▸ DATASET ENTRIES:
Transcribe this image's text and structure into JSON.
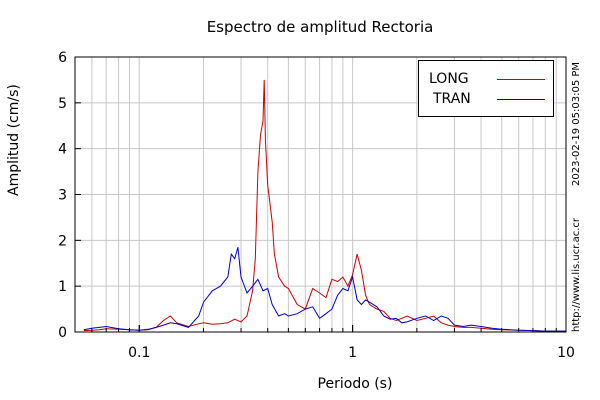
{
  "chart_data": {
    "type": "line",
    "title": "Espectro de amplitud Rectoria",
    "xlabel": "Periodo (s)",
    "ylabel": "Amplitud (cm/s)",
    "xscale": "log",
    "xlim": [
      0.05,
      10
    ],
    "ylim": [
      0,
      6
    ],
    "xticks": [
      0.1,
      1,
      10
    ],
    "xtick_labels": [
      "0.1",
      "1",
      "10"
    ],
    "yticks": [
      0,
      1,
      2,
      3,
      4,
      5,
      6
    ],
    "ytick_labels": [
      "0",
      "1",
      "2",
      "3",
      "4",
      "5",
      "6"
    ],
    "grid": true,
    "legend_position": "top-right",
    "series": [
      {
        "name": "LONG",
        "color": "#cc0000",
        "x": [
          0.055,
          0.06,
          0.065,
          0.07,
          0.08,
          0.09,
          0.1,
          0.11,
          0.12,
          0.13,
          0.14,
          0.15,
          0.17,
          0.19,
          0.2,
          0.22,
          0.24,
          0.26,
          0.28,
          0.3,
          0.32,
          0.34,
          0.35,
          0.36,
          0.37,
          0.38,
          0.385,
          0.39,
          0.4,
          0.41,
          0.42,
          0.43,
          0.45,
          0.48,
          0.5,
          0.55,
          0.6,
          0.65,
          0.7,
          0.75,
          0.8,
          0.85,
          0.9,
          0.95,
          1.0,
          1.05,
          1.1,
          1.15,
          1.2,
          1.3,
          1.4,
          1.5,
          1.6,
          1.7,
          1.8,
          2.0,
          2.2,
          2.4,
          2.6,
          2.8,
          3.0,
          3.3,
          3.6,
          4.0,
          4.5,
          5.0,
          6.0,
          7.0,
          8.0,
          9.0,
          10.0
        ],
        "y": [
          0.03,
          0.04,
          0.05,
          0.07,
          0.06,
          0.05,
          0.04,
          0.05,
          0.1,
          0.25,
          0.35,
          0.2,
          0.12,
          0.18,
          0.2,
          0.17,
          0.18,
          0.2,
          0.28,
          0.22,
          0.35,
          0.9,
          1.6,
          3.5,
          4.3,
          4.6,
          5.5,
          4.2,
          3.2,
          2.8,
          2.4,
          1.7,
          1.2,
          1.0,
          0.95,
          0.6,
          0.5,
          0.95,
          0.85,
          0.75,
          1.15,
          1.1,
          1.2,
          1.0,
          1.25,
          1.7,
          1.35,
          0.8,
          0.6,
          0.5,
          0.45,
          0.3,
          0.25,
          0.3,
          0.35,
          0.25,
          0.3,
          0.35,
          0.2,
          0.15,
          0.12,
          0.1,
          0.1,
          0.08,
          0.06,
          0.05,
          0.04,
          0.03,
          0.02,
          0.02,
          0.02
        ]
      },
      {
        "name": "TRAN",
        "color": "#0000cc",
        "x": [
          0.055,
          0.06,
          0.065,
          0.07,
          0.08,
          0.09,
          0.1,
          0.11,
          0.12,
          0.13,
          0.14,
          0.15,
          0.17,
          0.19,
          0.2,
          0.22,
          0.24,
          0.26,
          0.27,
          0.28,
          0.29,
          0.3,
          0.32,
          0.34,
          0.36,
          0.38,
          0.4,
          0.42,
          0.45,
          0.48,
          0.5,
          0.55,
          0.6,
          0.65,
          0.7,
          0.75,
          0.8,
          0.85,
          0.9,
          0.95,
          1.0,
          1.05,
          1.1,
          1.15,
          1.2,
          1.3,
          1.4,
          1.5,
          1.6,
          1.7,
          1.8,
          2.0,
          2.2,
          2.4,
          2.6,
          2.8,
          3.0,
          3.3,
          3.6,
          4.0,
          4.5,
          5.0,
          6.0,
          7.0,
          8.0,
          9.0,
          10.0
        ],
        "y": [
          0.05,
          0.08,
          0.1,
          0.12,
          0.07,
          0.05,
          0.04,
          0.06,
          0.1,
          0.15,
          0.2,
          0.18,
          0.1,
          0.35,
          0.65,
          0.9,
          1.0,
          1.2,
          1.7,
          1.6,
          1.85,
          1.2,
          0.85,
          1.0,
          1.15,
          0.9,
          0.95,
          0.6,
          0.35,
          0.4,
          0.35,
          0.4,
          0.5,
          0.55,
          0.3,
          0.4,
          0.5,
          0.8,
          0.95,
          0.9,
          1.2,
          0.7,
          0.6,
          0.7,
          0.65,
          0.55,
          0.35,
          0.28,
          0.3,
          0.2,
          0.22,
          0.3,
          0.35,
          0.25,
          0.35,
          0.3,
          0.15,
          0.12,
          0.15,
          0.12,
          0.08,
          0.06,
          0.04,
          0.03,
          0.02,
          0.02,
          0.02
        ]
      }
    ]
  },
  "side_text": {
    "timestamp": "2023-02-19 05:03:05 PM",
    "url": "http://www.lis.ucr.ac.cr"
  }
}
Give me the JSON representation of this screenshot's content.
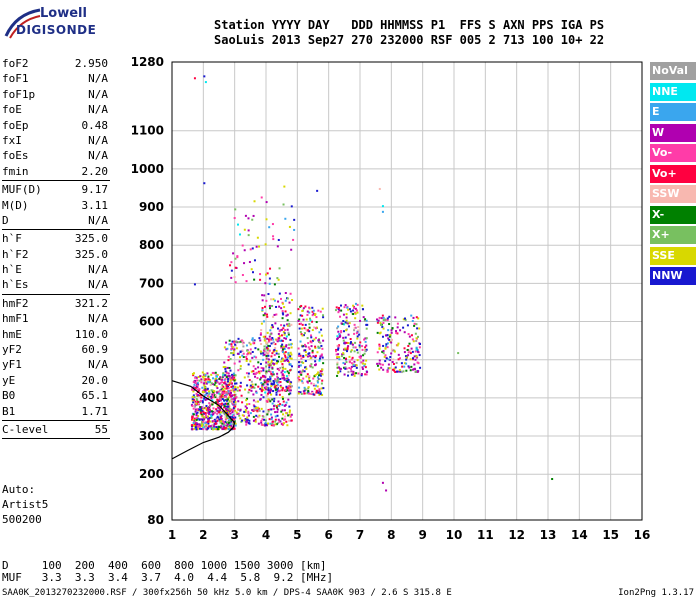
{
  "logo": {
    "line1": "Lowell",
    "line2": "DIGISONDE"
  },
  "header": {
    "line1": "Station YYYY DAY   DDD HHMMSS P1  FFS S AXN PPS IGA PS",
    "line2": "SaoLuis 2013 Sep27 270 232000 RSF 005 2 713 100 10+ 22"
  },
  "params": [
    {
      "k": "foF2",
      "v": "2.950"
    },
    {
      "k": "foF1",
      "v": "N/A"
    },
    {
      "k": "foF1p",
      "v": "N/A"
    },
    {
      "k": "foE",
      "v": "N/A"
    },
    {
      "k": "foEp",
      "v": "0.48"
    },
    {
      "k": "fxI",
      "v": "N/A"
    },
    {
      "k": "foEs",
      "v": "N/A"
    },
    {
      "k": "fmin",
      "v": "2.20",
      "sep": true
    },
    {
      "k": "MUF(D)",
      "v": "9.17"
    },
    {
      "k": "M(D)",
      "v": "3.11"
    },
    {
      "k": "D",
      "v": "N/A",
      "sep": true
    },
    {
      "k": "h`F",
      "v": "325.0"
    },
    {
      "k": "h`F2",
      "v": "325.0"
    },
    {
      "k": "h`E",
      "v": "N/A"
    },
    {
      "k": "h`Es",
      "v": "N/A",
      "sep": true
    },
    {
      "k": "hmF2",
      "v": "321.2"
    },
    {
      "k": "hmF1",
      "v": "N/A"
    },
    {
      "k": "hmE",
      "v": "110.0"
    },
    {
      "k": "yF2",
      "v": "60.9"
    },
    {
      "k": "yF1",
      "v": "N/A"
    },
    {
      "k": "yE",
      "v": "20.0"
    },
    {
      "k": "B0",
      "v": "65.1"
    },
    {
      "k": "B1",
      "v": "1.71",
      "sep": true
    },
    {
      "k": "C-level",
      "v": "55",
      "sep": true
    }
  ],
  "auto": {
    "line1": "Auto:",
    "line2": "Artist5",
    "line3": "500200"
  },
  "muf_table": {
    "line1": "D     100  200  400  600  800 1000 1500 3000 [km]",
    "line2": "MUF   3.3  3.3  3.4  3.7  4.0  4.4  5.8  9.2 [MHz]"
  },
  "footer": {
    "left": "SAA0K_2013270232000.RSF / 300fx256h 50 kHz 5.0 km / DPS-4 SAA0K 903 / 2.6 S 315.8 E",
    "right": "Ion2Png 1.3.17"
  },
  "legend": [
    {
      "label": "NoVal",
      "color": "#a0a0a0"
    },
    {
      "label": "NNE",
      "color": "#00e8f0"
    },
    {
      "label": "E",
      "color": "#3aa6ee"
    },
    {
      "label": "W",
      "color": "#b000b0"
    },
    {
      "label": "Vo-",
      "color": "#ff3ca8"
    },
    {
      "label": "Vo+",
      "color": "#ff0040"
    },
    {
      "label": "SSW",
      "color": "#f8b8b0"
    },
    {
      "label": "X-",
      "color": "#008000"
    },
    {
      "label": "X+",
      "color": "#78c060"
    },
    {
      "label": "SSE",
      "color": "#d8d800"
    },
    {
      "label": "NNW",
      "color": "#1818d0"
    }
  ],
  "chart_data": {
    "type": "scatter",
    "x_ticks": [
      1,
      2,
      3,
      4,
      5,
      6,
      7,
      8,
      9,
      10,
      11,
      12,
      13,
      14,
      15,
      16
    ],
    "y_ticks": [
      80,
      200,
      300,
      400,
      500,
      600,
      700,
      800,
      900,
      1000,
      1100,
      1280
    ],
    "xlim": [
      1,
      16
    ],
    "ylim": [
      80,
      1280
    ],
    "grid": true,
    "xlabel": "",
    "ylabel": "",
    "clusters": [
      {
        "x": [
          1.6,
          3.0
        ],
        "y": [
          320,
          470
        ],
        "n": 700
      },
      {
        "x": [
          2.6,
          4.8
        ],
        "y": [
          330,
          560
        ],
        "n": 520
      },
      {
        "x": [
          3.8,
          4.8
        ],
        "y": [
          420,
          680
        ],
        "n": 260
      },
      {
        "x": [
          5.0,
          5.8
        ],
        "y": [
          410,
          650
        ],
        "n": 240
      },
      {
        "x": [
          6.2,
          7.2
        ],
        "y": [
          460,
          650
        ],
        "n": 220
      },
      {
        "x": [
          7.5,
          8.9
        ],
        "y": [
          470,
          620
        ],
        "n": 200
      },
      {
        "x": [
          2.8,
          4.9
        ],
        "y": [
          700,
          960
        ],
        "n": 70
      }
    ],
    "isolated_points": [
      {
        "x": 1.7,
        "y": 1240,
        "series": "Vo+"
      },
      {
        "x": 2.0,
        "y": 1245,
        "series": "NNW"
      },
      {
        "x": 2.05,
        "y": 1230,
        "series": "NNE"
      },
      {
        "x": 2.0,
        "y": 965,
        "series": "NNW"
      },
      {
        "x": 5.6,
        "y": 945,
        "series": "NNW"
      },
      {
        "x": 7.7,
        "y": 905,
        "series": "NNE"
      },
      {
        "x": 7.7,
        "y": 890,
        "series": "E"
      },
      {
        "x": 7.6,
        "y": 950,
        "series": "SSW"
      },
      {
        "x": 10.1,
        "y": 520,
        "series": "X+"
      },
      {
        "x": 13.1,
        "y": 190,
        "series": "X-"
      },
      {
        "x": 7.7,
        "y": 180,
        "series": "W"
      },
      {
        "x": 7.8,
        "y": 160,
        "series": "W"
      },
      {
        "x": 1.7,
        "y": 700,
        "series": "NNW"
      }
    ],
    "trace": {
      "x": [
        1.0,
        1.5,
        2.0,
        2.5,
        2.8,
        2.95,
        3.0,
        2.5,
        2.0,
        1.6,
        1.0
      ],
      "y": [
        240,
        262,
        283,
        297,
        310,
        322,
        335,
        380,
        405,
        430,
        445
      ]
    }
  }
}
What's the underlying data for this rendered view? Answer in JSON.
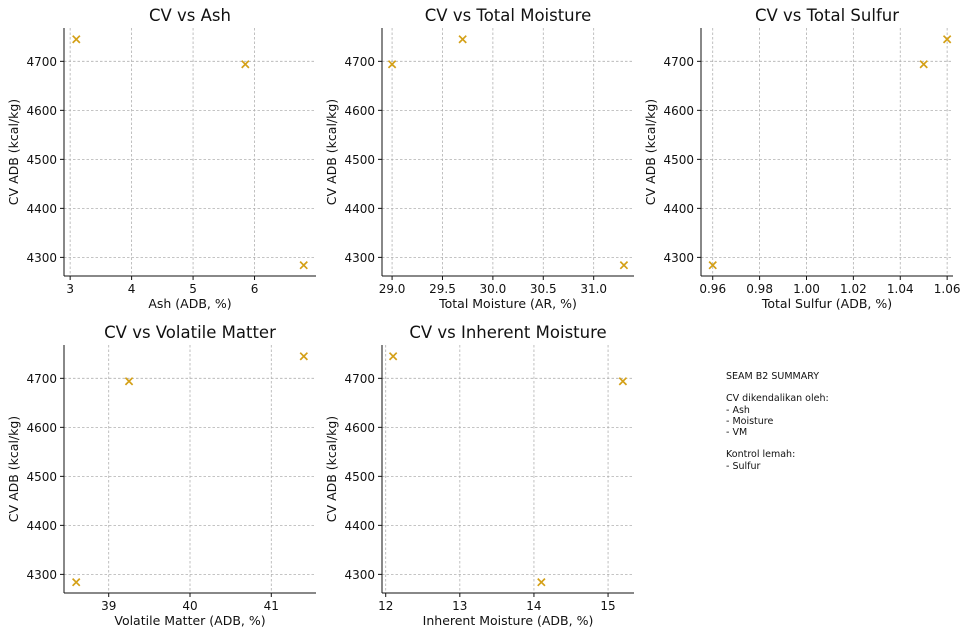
{
  "chart_data": [
    {
      "type": "scatter",
      "title": "CV vs Ash",
      "xlabel": "Ash (ADB, %)",
      "ylabel": "CV ADB (kcal/kg)",
      "xlim": [
        2.9,
        7.0
      ],
      "ylim": [
        4262,
        4768
      ],
      "xticks": [
        3,
        4,
        5,
        6
      ],
      "xtick_labels": [
        "3",
        "4",
        "5",
        "6"
      ],
      "yticks": [
        4300,
        4400,
        4500,
        4600,
        4700
      ],
      "ytick_labels": [
        "4300",
        "4400",
        "4500",
        "4600",
        "4700"
      ],
      "grid": true,
      "marker": "x",
      "color": "#d4a017",
      "points": [
        {
          "x": 3.1,
          "y": 4745
        },
        {
          "x": 5.85,
          "y": 4694
        },
        {
          "x": 6.8,
          "y": 4284
        }
      ]
    },
    {
      "type": "scatter",
      "title": "CV vs Total Moisture",
      "xlabel": "Total Moisture (AR, %)",
      "ylabel": "CV ADB (kcal/kg)",
      "xlim": [
        28.9,
        31.4
      ],
      "ylim": [
        4262,
        4768
      ],
      "xticks": [
        29.0,
        29.5,
        30.0,
        30.5,
        31.0
      ],
      "xtick_labels": [
        "29.0",
        "29.5",
        "30.0",
        "30.5",
        "31.0"
      ],
      "yticks": [
        4300,
        4400,
        4500,
        4600,
        4700
      ],
      "ytick_labels": [
        "4300",
        "4400",
        "4500",
        "4600",
        "4700"
      ],
      "grid": true,
      "marker": "x",
      "color": "#d4a017",
      "points": [
        {
          "x": 29.0,
          "y": 4694
        },
        {
          "x": 29.7,
          "y": 4745
        },
        {
          "x": 31.3,
          "y": 4284
        }
      ]
    },
    {
      "type": "scatter",
      "title": "CV vs Total Sulfur",
      "xlabel": "Total Sulfur (ADB, %)",
      "ylabel": "CV ADB (kcal/kg)",
      "xlim": [
        0.955,
        1.0625
      ],
      "ylim": [
        4262,
        4768
      ],
      "xticks": [
        0.96,
        0.98,
        1.0,
        1.02,
        1.04,
        1.06
      ],
      "xtick_labels": [
        "0.96",
        "0.98",
        "1.00",
        "1.02",
        "1.04",
        "1.06"
      ],
      "yticks": [
        4300,
        4400,
        4500,
        4600,
        4700
      ],
      "ytick_labels": [
        "4300",
        "4400",
        "4500",
        "4600",
        "4700"
      ],
      "grid": true,
      "marker": "x",
      "color": "#d4a017",
      "points": [
        {
          "x": 0.96,
          "y": 4284
        },
        {
          "x": 1.05,
          "y": 4694
        },
        {
          "x": 1.06,
          "y": 4745
        }
      ]
    },
    {
      "type": "scatter",
      "title": "CV vs Volatile Matter",
      "xlabel": "Volatile Matter (ADB, %)",
      "ylabel": "CV ADB (kcal/kg)",
      "xlim": [
        38.45,
        41.55
      ],
      "ylim": [
        4262,
        4768
      ],
      "xticks": [
        39,
        40,
        41
      ],
      "xtick_labels": [
        "39",
        "40",
        "41"
      ],
      "yticks": [
        4300,
        4400,
        4500,
        4600,
        4700
      ],
      "ytick_labels": [
        "4300",
        "4400",
        "4500",
        "4600",
        "4700"
      ],
      "grid": true,
      "marker": "x",
      "color": "#d4a017",
      "points": [
        {
          "x": 38.6,
          "y": 4284
        },
        {
          "x": 39.25,
          "y": 4694
        },
        {
          "x": 41.4,
          "y": 4745
        }
      ]
    },
    {
      "type": "scatter",
      "title": "CV vs Inherent Moisture",
      "xlabel": "Inherent Moisture (ADB, %)",
      "ylabel": "CV ADB (kcal/kg)",
      "xlim": [
        11.95,
        15.35
      ],
      "ylim": [
        4262,
        4768
      ],
      "xticks": [
        12,
        13,
        14,
        15
      ],
      "xtick_labels": [
        "12",
        "13",
        "14",
        "15"
      ],
      "yticks": [
        4300,
        4400,
        4500,
        4600,
        4700
      ],
      "ytick_labels": [
        "4300",
        "4400",
        "4500",
        "4600",
        "4700"
      ],
      "grid": true,
      "marker": "x",
      "color": "#d4a017",
      "points": [
        {
          "x": 12.1,
          "y": 4745
        },
        {
          "x": 14.1,
          "y": 4284
        },
        {
          "x": 15.2,
          "y": 4694
        }
      ]
    }
  ],
  "summary": {
    "heading": "SEAM B2 SUMMARY",
    "controlled_label": "CV dikendalikan oleh:",
    "controlled_items": [
      "- Ash",
      "- Moisture",
      "- VM"
    ],
    "weak_label": "Kontrol lemah:",
    "weak_items": [
      "- Sulfur"
    ]
  }
}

▸ WHAT TO DO: Count the lines of these entries that hold the string "Matter", and give only that number.

▸ TASK OUTPUT: 2